Your task: Copy out every line in which the string "José" occurs.

[Dataset entries on figures]
********************
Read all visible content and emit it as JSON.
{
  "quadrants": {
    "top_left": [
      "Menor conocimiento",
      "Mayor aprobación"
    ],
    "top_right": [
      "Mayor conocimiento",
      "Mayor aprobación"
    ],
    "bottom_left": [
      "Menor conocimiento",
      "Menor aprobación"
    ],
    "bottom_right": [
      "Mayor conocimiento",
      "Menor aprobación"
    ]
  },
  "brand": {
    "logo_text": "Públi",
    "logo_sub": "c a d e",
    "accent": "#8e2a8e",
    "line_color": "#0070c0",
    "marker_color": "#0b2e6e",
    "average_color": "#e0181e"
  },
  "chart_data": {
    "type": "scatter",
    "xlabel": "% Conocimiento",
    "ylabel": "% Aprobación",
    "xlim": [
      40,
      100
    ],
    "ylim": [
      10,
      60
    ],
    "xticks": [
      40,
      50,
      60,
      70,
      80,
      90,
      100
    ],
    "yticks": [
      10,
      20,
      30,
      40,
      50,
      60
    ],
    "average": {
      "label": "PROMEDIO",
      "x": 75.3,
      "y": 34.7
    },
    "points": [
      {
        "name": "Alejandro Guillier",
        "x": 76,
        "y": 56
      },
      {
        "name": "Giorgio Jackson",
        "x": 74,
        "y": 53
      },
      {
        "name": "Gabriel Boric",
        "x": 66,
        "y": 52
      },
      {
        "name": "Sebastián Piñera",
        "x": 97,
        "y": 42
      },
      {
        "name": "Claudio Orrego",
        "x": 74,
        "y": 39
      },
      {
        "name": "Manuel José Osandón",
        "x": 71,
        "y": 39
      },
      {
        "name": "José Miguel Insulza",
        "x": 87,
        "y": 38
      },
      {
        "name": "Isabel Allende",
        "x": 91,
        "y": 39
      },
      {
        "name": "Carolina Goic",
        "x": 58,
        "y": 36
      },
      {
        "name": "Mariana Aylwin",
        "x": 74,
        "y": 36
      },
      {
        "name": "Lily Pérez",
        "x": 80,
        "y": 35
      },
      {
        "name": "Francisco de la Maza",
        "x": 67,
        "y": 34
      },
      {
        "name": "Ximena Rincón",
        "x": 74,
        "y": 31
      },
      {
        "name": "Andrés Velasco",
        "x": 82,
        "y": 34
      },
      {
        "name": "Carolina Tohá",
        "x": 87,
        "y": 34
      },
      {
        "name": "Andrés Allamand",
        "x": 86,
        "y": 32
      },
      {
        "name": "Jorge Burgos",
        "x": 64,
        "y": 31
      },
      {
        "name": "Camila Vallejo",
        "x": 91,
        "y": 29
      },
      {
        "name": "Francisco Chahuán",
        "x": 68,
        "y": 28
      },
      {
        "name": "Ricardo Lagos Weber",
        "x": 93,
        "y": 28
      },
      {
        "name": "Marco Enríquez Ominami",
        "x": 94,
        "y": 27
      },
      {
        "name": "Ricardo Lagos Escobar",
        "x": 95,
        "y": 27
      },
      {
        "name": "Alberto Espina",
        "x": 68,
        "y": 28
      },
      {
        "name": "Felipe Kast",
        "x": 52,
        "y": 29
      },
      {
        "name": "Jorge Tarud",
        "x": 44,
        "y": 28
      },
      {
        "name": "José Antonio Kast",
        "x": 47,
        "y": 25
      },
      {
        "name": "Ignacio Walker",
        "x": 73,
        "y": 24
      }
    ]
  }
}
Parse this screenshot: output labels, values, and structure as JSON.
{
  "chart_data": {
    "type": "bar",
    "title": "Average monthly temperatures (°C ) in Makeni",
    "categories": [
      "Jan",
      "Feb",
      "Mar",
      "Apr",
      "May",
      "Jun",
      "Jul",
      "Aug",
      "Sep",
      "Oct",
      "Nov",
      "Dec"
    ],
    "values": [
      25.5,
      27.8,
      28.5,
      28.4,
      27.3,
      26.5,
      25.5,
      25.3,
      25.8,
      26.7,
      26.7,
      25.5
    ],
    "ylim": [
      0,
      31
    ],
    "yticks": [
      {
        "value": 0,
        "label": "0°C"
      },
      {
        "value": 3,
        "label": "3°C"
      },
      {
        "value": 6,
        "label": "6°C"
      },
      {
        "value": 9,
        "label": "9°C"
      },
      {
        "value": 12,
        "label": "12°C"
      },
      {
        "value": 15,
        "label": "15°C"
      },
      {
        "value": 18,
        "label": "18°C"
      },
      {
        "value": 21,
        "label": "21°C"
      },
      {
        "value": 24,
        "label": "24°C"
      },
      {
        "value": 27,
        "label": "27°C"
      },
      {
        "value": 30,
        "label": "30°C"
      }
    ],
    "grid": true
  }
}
********************
The solution:
        "name": "Manuel José Osandón",
        "name": "José Miguel Insulza",
        "name": "José Antonio Kast",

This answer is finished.